— Begin INPUT —
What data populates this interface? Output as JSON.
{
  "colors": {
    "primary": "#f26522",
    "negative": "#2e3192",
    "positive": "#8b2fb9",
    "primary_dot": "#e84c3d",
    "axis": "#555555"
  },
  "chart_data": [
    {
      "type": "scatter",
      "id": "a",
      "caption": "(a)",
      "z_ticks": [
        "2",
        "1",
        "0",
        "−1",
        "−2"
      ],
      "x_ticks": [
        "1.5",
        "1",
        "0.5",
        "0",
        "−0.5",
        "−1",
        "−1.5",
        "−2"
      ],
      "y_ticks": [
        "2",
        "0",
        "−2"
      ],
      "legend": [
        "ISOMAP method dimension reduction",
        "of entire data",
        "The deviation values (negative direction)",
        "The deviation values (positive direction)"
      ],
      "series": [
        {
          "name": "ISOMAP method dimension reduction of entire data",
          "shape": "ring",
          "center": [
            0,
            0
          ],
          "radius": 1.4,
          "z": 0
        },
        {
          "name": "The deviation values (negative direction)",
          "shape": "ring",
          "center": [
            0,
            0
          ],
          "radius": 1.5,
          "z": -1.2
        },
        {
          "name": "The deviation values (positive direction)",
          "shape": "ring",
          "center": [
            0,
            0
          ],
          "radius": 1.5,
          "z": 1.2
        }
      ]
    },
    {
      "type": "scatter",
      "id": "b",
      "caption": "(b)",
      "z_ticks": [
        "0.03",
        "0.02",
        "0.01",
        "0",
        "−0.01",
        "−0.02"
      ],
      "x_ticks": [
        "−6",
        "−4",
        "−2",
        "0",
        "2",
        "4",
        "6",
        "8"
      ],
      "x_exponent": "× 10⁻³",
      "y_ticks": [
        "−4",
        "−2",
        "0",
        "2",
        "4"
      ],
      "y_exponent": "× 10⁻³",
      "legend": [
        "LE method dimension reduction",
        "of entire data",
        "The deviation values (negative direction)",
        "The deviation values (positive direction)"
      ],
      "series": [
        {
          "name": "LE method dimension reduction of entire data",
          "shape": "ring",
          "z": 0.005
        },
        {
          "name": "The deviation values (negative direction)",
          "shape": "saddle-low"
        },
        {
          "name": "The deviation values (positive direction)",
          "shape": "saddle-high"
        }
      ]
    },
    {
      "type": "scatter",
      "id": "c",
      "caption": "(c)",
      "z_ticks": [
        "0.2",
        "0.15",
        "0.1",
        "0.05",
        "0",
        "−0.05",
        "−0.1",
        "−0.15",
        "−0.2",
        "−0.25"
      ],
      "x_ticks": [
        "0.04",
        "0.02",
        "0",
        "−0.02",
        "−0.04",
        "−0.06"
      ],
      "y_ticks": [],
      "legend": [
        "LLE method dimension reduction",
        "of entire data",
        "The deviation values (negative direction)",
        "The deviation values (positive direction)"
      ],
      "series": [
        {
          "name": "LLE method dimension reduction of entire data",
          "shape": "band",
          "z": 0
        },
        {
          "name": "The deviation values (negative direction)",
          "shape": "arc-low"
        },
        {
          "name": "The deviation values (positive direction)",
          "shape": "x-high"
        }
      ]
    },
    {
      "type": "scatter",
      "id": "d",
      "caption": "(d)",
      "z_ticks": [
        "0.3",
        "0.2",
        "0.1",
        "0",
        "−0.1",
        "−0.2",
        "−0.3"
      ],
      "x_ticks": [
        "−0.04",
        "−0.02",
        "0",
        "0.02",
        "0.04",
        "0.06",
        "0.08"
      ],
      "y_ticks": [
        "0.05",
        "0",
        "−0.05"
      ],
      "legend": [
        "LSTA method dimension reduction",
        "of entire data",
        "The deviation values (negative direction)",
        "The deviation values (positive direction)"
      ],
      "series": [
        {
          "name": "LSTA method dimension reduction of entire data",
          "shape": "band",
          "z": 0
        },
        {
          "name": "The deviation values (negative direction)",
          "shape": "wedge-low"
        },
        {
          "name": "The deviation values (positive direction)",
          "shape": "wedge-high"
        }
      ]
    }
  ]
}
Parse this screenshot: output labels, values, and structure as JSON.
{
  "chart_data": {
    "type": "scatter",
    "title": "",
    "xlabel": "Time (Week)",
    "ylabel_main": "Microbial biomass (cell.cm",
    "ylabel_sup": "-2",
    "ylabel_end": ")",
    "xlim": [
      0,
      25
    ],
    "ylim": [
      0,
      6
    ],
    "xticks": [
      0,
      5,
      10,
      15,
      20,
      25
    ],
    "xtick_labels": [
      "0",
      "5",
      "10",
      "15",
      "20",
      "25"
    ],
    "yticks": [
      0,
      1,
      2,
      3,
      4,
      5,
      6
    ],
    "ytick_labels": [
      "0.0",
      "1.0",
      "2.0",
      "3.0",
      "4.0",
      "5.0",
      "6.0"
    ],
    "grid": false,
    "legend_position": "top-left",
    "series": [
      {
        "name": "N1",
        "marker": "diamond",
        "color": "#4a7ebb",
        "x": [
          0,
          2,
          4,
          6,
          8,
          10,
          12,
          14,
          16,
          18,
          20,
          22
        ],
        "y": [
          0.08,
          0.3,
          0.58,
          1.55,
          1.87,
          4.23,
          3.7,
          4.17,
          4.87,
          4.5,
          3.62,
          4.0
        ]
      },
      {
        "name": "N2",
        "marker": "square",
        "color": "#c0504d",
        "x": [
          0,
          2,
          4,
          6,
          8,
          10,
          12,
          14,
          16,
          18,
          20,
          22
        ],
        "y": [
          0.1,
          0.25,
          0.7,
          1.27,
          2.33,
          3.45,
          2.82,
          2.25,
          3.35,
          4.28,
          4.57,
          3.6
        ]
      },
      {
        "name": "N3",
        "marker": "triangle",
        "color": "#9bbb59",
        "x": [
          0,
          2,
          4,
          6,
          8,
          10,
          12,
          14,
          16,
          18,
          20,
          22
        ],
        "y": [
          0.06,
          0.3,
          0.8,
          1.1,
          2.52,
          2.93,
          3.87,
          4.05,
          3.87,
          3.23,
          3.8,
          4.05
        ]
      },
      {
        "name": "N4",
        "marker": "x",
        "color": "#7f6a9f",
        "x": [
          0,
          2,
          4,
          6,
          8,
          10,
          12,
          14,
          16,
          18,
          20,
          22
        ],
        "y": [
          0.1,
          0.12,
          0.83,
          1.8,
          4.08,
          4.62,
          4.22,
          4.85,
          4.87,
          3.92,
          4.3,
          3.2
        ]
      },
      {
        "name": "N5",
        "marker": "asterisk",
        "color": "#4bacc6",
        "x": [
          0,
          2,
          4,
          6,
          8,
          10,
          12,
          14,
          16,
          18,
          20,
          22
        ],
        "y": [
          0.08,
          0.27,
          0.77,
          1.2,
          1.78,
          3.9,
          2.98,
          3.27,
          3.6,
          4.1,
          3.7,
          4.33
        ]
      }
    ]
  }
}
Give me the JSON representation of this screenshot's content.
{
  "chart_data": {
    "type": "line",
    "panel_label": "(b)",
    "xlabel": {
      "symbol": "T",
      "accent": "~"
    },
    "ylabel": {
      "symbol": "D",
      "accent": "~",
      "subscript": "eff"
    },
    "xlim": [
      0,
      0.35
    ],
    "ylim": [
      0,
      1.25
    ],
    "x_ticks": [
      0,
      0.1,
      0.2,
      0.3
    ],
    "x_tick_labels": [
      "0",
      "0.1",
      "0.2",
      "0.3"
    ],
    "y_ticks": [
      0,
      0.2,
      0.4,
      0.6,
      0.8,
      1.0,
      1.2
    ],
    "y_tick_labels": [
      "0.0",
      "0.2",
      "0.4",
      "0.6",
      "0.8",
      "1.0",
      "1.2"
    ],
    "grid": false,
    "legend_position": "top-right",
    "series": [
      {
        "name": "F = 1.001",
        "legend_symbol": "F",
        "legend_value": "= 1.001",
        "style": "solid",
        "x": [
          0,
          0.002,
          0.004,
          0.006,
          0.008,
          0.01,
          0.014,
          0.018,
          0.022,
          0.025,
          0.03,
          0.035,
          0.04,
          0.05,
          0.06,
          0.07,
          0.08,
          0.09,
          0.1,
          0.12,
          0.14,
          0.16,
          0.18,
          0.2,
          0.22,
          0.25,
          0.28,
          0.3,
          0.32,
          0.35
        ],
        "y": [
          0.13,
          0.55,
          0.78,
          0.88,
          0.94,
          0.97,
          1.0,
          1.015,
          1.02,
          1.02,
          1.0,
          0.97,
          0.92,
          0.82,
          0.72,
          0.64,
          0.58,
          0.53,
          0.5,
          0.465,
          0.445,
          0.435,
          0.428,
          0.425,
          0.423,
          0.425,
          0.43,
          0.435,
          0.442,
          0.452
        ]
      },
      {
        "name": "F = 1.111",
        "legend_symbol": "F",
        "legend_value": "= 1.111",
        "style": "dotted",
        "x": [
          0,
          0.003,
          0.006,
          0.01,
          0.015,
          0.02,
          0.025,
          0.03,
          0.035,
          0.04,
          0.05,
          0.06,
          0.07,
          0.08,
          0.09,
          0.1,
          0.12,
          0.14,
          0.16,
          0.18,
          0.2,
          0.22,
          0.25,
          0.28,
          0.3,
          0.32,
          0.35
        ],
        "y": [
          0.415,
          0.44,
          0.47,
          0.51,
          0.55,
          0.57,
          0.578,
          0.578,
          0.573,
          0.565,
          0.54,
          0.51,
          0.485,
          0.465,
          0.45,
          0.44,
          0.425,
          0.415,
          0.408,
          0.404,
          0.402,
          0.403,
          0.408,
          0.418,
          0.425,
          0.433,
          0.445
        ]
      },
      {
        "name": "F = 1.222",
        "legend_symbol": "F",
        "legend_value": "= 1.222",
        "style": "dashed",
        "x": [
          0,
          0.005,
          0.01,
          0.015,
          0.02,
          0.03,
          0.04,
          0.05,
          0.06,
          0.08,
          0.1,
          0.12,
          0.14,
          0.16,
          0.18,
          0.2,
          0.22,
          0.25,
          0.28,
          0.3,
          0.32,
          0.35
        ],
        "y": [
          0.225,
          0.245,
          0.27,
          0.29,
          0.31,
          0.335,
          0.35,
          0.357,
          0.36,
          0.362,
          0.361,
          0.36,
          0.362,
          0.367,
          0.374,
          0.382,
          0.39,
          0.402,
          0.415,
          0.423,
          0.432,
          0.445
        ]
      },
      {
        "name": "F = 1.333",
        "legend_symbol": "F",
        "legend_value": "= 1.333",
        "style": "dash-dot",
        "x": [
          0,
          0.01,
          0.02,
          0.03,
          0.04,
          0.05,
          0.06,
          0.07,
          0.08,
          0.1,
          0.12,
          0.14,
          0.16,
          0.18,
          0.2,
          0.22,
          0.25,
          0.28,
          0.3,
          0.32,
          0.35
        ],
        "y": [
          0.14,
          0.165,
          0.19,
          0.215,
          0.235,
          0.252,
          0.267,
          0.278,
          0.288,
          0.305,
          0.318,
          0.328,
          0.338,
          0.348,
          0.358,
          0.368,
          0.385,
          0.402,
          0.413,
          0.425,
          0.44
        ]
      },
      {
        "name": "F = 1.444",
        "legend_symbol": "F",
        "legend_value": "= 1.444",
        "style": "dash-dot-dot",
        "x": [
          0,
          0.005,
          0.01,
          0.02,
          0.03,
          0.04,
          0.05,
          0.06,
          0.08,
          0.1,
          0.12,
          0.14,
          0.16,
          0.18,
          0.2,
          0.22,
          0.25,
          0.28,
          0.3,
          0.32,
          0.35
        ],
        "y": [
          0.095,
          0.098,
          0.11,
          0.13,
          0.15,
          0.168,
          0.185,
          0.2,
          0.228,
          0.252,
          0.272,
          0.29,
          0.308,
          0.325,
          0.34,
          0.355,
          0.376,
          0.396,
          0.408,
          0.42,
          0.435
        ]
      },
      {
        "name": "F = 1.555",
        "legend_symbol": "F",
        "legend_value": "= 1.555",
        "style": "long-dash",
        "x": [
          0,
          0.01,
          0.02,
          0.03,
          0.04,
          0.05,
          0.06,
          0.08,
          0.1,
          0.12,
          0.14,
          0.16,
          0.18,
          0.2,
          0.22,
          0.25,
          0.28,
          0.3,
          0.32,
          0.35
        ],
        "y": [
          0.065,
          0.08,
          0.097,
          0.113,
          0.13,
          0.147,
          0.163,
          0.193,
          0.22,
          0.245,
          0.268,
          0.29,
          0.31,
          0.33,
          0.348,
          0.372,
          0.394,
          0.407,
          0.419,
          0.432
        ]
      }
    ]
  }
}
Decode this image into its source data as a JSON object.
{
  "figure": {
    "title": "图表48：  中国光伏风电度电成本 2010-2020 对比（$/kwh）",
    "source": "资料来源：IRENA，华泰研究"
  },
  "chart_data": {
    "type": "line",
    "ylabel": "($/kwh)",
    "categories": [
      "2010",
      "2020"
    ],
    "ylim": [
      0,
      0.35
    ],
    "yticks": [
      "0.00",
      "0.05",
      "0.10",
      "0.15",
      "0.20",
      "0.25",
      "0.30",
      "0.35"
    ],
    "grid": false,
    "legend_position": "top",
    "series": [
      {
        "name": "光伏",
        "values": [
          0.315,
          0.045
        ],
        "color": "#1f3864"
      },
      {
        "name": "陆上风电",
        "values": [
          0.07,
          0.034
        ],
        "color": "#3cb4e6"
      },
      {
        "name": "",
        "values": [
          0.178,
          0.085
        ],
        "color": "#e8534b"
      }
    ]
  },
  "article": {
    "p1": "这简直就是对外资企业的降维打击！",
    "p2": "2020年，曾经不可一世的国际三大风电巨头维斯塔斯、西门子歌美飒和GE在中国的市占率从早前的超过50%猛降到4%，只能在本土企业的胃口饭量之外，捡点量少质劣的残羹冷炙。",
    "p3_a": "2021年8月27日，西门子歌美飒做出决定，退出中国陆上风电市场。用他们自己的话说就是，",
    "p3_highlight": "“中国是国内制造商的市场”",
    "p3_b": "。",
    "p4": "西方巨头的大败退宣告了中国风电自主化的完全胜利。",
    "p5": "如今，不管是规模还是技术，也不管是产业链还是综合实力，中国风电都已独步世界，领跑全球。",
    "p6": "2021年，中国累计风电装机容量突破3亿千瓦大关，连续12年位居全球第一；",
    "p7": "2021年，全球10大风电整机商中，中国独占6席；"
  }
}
— End INPUT —
• **TASK GOAL**: Gather and copy every line of the data in which the string "this" is found.

• **CORRECT RESPONSE**:
What data populates this interface? Output as JSON.
Parse this screenshot: output labels, values, and structure as JSON.
Give me the JSON representation of this screenshot's content.
Decode this image into its source data as a JSON object.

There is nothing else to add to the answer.